• [Supplied passage]
____________________
# Beasley helps Heat stun Magic in closing seconds



## shoop da whoop (Jul 6, 2006)

> Dwyane Wade was all set to deliver another game-winning shot, going through his usual motion: draining the clock, dribbling right and letting the shot fly. His bad miss caught everybody by surprise. Well, nearly everybody. Michael Beasley dunked the missed shot by Wade with 1.6 seconds remaining, lifting the Miami Heat to a 99-98 victory over the Orlando Magic on Wednesday night. Wade's jumper was short, and Beasley soared in the air over Matt Barnes to take the rebound and seal the victory, which didn't come without controversy.


http://msn.foxsports.com/nba/story/10184644/Beasley-helps-Heat-stun-Magic-in-closing-seconds


----------



## Babir (Jan 10, 2005)

because SVG is a terrible coach at the end of he close games on the defensive end. just remember Pietrus guarding Pavlovich with one second remaining in the midcourt while Lebron was hiiting that game winner or Derek Fisher tying 3 in Finals with Jameer guarding him and Lee on the bench. The last game was ridiculous we lost on 2!!! offensive putbacks! why he didn't put Gortat there with Howard? or Bass? why Bass is not playing? why we are playing this soft bball again, giving up so many offensive boards???


----------



## HB (May 1, 2004)

A game that should have been won


----------
____________________
• [Excerpts from a layout annotation set]
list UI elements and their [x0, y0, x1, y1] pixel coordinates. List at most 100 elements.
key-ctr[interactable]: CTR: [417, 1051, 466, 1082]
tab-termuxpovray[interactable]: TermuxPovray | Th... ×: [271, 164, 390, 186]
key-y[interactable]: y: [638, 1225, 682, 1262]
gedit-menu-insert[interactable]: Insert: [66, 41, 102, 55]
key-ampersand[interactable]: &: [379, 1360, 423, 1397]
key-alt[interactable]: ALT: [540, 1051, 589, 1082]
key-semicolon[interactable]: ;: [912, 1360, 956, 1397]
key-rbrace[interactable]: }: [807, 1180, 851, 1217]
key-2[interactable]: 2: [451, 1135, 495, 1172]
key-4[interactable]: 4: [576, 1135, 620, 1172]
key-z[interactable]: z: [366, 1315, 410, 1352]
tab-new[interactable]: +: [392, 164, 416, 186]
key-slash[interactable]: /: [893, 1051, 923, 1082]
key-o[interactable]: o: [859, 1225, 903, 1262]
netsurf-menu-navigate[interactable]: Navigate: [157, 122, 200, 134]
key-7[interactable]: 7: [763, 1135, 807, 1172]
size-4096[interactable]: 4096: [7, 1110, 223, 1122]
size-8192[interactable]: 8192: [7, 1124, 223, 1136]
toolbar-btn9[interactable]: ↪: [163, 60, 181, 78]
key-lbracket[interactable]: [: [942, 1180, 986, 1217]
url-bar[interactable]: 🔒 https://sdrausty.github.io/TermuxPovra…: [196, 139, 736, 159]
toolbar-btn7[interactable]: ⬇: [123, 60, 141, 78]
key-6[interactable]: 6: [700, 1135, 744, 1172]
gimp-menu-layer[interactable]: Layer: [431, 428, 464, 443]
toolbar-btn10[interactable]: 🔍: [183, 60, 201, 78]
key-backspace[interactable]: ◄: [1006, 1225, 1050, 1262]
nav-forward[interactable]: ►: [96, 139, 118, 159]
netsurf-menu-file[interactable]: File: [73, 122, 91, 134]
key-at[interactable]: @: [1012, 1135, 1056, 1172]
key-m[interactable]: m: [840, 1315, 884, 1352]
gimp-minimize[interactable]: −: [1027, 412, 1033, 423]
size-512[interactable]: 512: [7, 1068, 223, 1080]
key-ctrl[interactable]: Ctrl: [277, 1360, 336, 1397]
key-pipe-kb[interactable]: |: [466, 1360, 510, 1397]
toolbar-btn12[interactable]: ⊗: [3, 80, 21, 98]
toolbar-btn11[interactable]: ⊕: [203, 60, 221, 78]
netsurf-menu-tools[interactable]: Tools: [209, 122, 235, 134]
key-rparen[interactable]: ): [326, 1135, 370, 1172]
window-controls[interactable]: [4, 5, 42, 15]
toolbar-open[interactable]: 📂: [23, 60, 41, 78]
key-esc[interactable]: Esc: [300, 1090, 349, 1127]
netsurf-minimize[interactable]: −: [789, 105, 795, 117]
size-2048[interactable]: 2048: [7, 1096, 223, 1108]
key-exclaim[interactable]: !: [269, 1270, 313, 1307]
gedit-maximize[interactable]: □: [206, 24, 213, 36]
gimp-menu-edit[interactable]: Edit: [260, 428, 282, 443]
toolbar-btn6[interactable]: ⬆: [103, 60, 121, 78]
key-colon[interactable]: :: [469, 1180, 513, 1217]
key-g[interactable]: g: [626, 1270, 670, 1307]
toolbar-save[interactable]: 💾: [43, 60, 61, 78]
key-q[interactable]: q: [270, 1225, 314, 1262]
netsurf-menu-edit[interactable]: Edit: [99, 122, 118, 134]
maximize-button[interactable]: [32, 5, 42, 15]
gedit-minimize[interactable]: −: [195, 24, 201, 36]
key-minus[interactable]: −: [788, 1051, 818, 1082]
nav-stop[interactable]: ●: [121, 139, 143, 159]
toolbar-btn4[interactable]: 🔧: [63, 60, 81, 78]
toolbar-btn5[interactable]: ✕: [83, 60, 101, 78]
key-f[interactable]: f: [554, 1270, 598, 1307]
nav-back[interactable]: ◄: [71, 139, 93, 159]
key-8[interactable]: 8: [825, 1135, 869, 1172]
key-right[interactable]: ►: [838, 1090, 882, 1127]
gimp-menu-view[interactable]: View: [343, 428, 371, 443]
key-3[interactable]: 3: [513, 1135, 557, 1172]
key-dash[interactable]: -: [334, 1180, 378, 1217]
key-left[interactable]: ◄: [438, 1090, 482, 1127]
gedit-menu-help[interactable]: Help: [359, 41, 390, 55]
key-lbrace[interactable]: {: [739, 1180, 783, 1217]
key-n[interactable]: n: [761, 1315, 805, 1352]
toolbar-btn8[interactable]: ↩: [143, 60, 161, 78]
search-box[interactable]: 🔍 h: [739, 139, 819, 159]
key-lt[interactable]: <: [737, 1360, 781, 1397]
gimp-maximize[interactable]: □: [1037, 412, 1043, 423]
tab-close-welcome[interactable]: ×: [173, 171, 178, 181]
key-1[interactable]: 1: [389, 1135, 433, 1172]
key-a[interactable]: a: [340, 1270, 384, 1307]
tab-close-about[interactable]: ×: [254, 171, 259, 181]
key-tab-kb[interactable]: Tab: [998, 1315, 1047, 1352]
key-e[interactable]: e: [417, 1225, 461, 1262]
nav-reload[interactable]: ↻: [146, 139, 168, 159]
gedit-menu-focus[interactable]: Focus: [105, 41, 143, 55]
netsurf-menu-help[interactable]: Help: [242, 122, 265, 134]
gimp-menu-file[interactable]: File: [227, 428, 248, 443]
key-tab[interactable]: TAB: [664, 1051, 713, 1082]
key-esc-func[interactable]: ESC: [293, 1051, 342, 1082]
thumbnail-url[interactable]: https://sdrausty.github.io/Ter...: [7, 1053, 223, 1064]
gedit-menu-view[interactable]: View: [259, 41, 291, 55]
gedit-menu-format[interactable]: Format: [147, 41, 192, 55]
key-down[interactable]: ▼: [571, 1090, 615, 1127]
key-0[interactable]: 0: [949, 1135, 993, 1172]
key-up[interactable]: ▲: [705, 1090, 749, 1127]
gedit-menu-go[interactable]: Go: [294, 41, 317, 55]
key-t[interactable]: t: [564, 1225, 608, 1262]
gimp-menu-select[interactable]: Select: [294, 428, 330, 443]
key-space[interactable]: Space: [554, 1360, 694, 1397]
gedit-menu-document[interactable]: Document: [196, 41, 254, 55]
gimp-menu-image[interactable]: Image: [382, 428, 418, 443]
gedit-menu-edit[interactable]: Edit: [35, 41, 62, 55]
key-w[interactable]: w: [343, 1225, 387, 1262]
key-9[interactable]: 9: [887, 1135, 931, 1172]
____________________
• [Prompt 1] In the forum thread on the Heat's win over the Magic, write out everything from "## Babir (Jan" down to "many offensive boards???" again, replacing "offensive putbacks" with "second-chance baskets".
• [Prompt 2] Show every line of the records that contains the string "minimize", treating uppercase and lowercase as different.

• [Right answer 1]
## Babir (Jan 10, 2005)

because SVG is a terrible coach at the end of he close games on the defensive end. just remember Pietrus guarding Pavlovich with one second remaining in the midcourt while Lebron was hiiting that game winner or Derek Fisher tying 3 in Finals with Jameer guarding him and Lee on the bench. The last game was ridiculous we lost on 2!!! second-chance baskets! why he didn't put Gortat there with Howard? or Bass? why Bass is not playing? why we are playing this soft bball again, giving up so many offensive boards???

• [Right answer 2]
gimp-minimize[interactable]: −: [1027, 412, 1033, 423]
netsurf-minimize[interactable]: −: [789, 105, 795, 117]
gedit-minimize[interactable]: −: [195, 24, 201, 36]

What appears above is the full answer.